- **Problem**
Every line below should be copied exactly; drop the pictures.

- **Entries shown**
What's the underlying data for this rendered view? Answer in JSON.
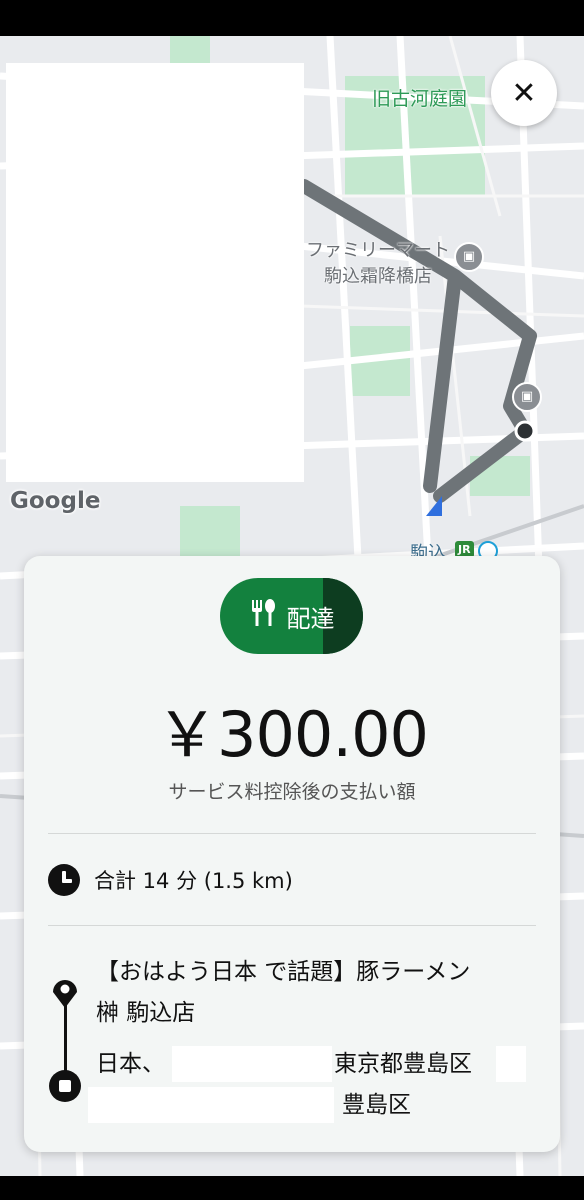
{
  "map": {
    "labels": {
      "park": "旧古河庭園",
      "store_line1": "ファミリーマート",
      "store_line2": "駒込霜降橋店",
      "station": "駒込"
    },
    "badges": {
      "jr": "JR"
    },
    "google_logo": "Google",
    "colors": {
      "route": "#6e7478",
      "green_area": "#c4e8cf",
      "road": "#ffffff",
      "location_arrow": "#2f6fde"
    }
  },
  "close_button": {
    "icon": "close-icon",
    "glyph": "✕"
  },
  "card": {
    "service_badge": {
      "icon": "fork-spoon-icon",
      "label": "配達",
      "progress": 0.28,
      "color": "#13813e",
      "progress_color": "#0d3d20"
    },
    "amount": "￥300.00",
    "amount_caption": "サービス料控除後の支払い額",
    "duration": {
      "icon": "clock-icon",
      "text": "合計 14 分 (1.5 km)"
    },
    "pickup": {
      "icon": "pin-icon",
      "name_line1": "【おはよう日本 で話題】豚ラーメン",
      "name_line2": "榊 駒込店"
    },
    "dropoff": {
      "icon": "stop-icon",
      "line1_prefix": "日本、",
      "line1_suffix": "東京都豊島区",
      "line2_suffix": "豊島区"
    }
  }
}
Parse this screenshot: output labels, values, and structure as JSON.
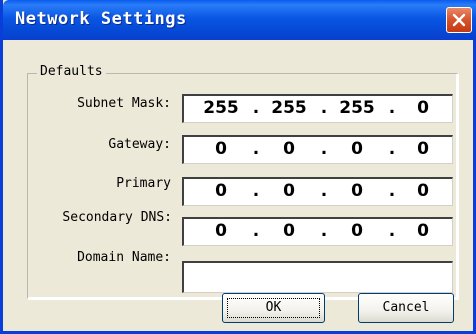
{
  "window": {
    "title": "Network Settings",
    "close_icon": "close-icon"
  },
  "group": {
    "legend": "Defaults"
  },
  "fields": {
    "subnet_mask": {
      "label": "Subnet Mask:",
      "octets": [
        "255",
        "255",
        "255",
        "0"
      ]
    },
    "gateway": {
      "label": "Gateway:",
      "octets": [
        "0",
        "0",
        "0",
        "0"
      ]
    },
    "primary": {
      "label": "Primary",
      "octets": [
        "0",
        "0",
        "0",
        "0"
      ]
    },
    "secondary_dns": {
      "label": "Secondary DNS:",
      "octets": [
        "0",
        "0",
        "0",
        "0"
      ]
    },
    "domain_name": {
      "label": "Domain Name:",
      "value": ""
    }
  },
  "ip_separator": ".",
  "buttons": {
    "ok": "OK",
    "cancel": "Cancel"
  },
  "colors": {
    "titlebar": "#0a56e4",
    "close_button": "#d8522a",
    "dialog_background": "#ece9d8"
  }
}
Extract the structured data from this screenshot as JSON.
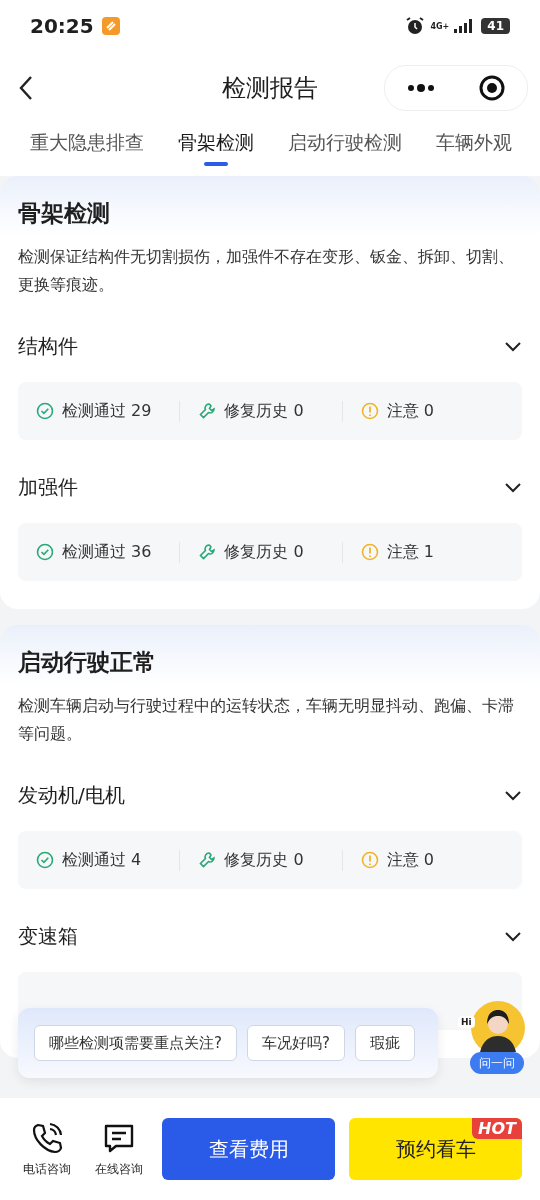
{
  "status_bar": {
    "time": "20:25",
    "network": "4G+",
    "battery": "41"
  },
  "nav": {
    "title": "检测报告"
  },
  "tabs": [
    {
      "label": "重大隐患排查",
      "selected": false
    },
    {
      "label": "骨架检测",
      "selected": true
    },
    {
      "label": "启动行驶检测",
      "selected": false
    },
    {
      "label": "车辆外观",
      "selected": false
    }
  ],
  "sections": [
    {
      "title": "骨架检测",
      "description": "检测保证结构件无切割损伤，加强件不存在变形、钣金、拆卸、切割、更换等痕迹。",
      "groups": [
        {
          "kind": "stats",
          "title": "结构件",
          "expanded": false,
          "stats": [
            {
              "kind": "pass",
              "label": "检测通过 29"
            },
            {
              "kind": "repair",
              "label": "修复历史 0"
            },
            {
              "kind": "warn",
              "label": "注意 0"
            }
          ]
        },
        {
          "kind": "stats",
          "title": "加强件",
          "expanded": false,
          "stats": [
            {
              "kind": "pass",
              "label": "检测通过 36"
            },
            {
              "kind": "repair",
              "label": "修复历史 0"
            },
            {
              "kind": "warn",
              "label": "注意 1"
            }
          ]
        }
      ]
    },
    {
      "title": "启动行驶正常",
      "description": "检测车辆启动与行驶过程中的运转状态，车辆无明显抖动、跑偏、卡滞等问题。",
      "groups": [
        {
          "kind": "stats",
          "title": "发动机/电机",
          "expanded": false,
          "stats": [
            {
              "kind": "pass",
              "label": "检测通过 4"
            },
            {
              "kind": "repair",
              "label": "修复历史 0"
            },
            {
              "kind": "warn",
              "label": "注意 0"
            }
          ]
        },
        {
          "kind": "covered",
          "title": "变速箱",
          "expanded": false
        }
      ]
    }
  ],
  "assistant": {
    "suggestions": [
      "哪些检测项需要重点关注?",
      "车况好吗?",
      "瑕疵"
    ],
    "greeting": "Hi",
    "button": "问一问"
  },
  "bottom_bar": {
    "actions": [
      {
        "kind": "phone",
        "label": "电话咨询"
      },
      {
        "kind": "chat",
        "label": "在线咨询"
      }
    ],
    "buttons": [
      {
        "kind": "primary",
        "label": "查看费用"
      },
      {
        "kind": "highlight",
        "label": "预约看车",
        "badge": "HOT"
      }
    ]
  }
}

- **Expected answer**
What's the underlying data for this rendered view? Answer in JSON.
{
  "map": {
    "labels": {
      "park": "旧古河庭園",
      "store_line1": "ファミリーマート",
      "store_line2": "駒込霜降橋店",
      "station": "駒込"
    },
    "badges": {
      "jr": "JR"
    },
    "google_logo": "Google",
    "colors": {
      "route": "#6e7478",
      "green_area": "#c4e8cf",
      "road": "#ffffff",
      "location_arrow": "#2f6fde"
    }
  },
  "close_button": {
    "icon": "close-icon",
    "glyph": "✕"
  },
  "card": {
    "service_badge": {
      "icon": "fork-spoon-icon",
      "label": "配達",
      "progress": 0.28,
      "color": "#13813e",
      "progress_color": "#0d3d20"
    },
    "amount": "￥300.00",
    "amount_caption": "サービス料控除後の支払い額",
    "duration": {
      "icon": "clock-icon",
      "text": "合計 14 分 (1.5 km)"
    },
    "pickup": {
      "icon": "pin-icon",
      "name_line1": "【おはよう日本 で話題】豚ラーメン",
      "name_line2": "榊 駒込店"
    },
    "dropoff": {
      "icon": "stop-icon",
      "line1_prefix": "日本、",
      "line1_suffix": "東京都豊島区",
      "line2_suffix": "豊島区"
    }
  }
}
Parse this screenshot: output labels, values, and structure as JSON.
{
  "window": {
    "title": "Network Settings",
    "close_icon": "close-icon"
  },
  "group": {
    "legend": "Defaults"
  },
  "fields": {
    "subnet_mask": {
      "label": "Subnet Mask:",
      "octets": [
        "255",
        "255",
        "255",
        "0"
      ]
    },
    "gateway": {
      "label": "Gateway:",
      "octets": [
        "0",
        "0",
        "0",
        "0"
      ]
    },
    "primary": {
      "label": "Primary",
      "octets": [
        "0",
        "0",
        "0",
        "0"
      ]
    },
    "secondary_dns": {
      "label": "Secondary DNS:",
      "octets": [
        "0",
        "0",
        "0",
        "0"
      ]
    },
    "domain_name": {
      "label": "Domain Name:",
      "value": ""
    }
  },
  "ip_separator": ".",
  "buttons": {
    "ok": "OK",
    "cancel": "Cancel"
  },
  "colors": {
    "titlebar": "#0a56e4",
    "close_button": "#d8522a",
    "dialog_background": "#ece9d8"
  }
}
Extract the structured data from this screenshot as JSON.
{
  "status_bar": {
    "time": "20:25",
    "network": "4G+",
    "battery": "41"
  },
  "nav": {
    "title": "检测报告"
  },
  "tabs": [
    {
      "label": "重大隐患排查",
      "selected": false
    },
    {
      "label": "骨架检测",
      "selected": true
    },
    {
      "label": "启动行驶检测",
      "selected": false
    },
    {
      "label": "车辆外观",
      "selected": false
    }
  ],
  "sections": [
    {
      "title": "骨架检测",
      "description": "检测保证结构件无切割损伤，加强件不存在变形、钣金、拆卸、切割、更换等痕迹。",
      "groups": [
        {
          "kind": "stats",
          "title": "结构件",
          "expanded": false,
          "stats": [
            {
              "kind": "pass",
              "label": "检测通过 29"
            },
            {
              "kind": "repair",
              "label": "修复历史 0"
            },
            {
              "kind": "warn",
              "label": "注意 0"
            }
          ]
        },
        {
          "kind": "stats",
          "title": "加强件",
          "expanded": false,
          "stats": [
            {
              "kind": "pass",
              "label": "检测通过 36"
            },
            {
              "kind": "repair",
              "label": "修复历史 0"
            },
            {
              "kind": "warn",
              "label": "注意 1"
            }
          ]
        }
      ]
    },
    {
      "title": "启动行驶正常",
      "description": "检测车辆启动与行驶过程中的运转状态，车辆无明显抖动、跑偏、卡滞等问题。",
      "groups": [
        {
          "kind": "stats",
          "title": "发动机/电机",
          "expanded": false,
          "stats": [
            {
              "kind": "pass",
              "label": "检测通过 4"
            },
            {
              "kind": "repair",
              "label": "修复历史 0"
            },
            {
              "kind": "warn",
              "label": "注意 0"
            }
          ]
        },
        {
          "kind": "covered",
          "title": "变速箱",
          "expanded": false
        }
      ]
    }
  ],
  "assistant": {
    "suggestions": [
      "哪些检测项需要重点关注?",
      "车况好吗?",
      "瑕疵"
    ],
    "greeting": "Hi",
    "button": "问一问"
  },
  "bottom_bar": {
    "actions": [
      {
        "kind": "phone",
        "label": "电话咨询"
      },
      {
        "kind": "chat",
        "label": "在线咨询"
      }
    ],
    "buttons": [
      {
        "kind": "primary",
        "label": "查看费用"
      },
      {
        "kind": "highlight",
        "label": "预约看车",
        "badge": "HOT"
      }
    ]
  }
}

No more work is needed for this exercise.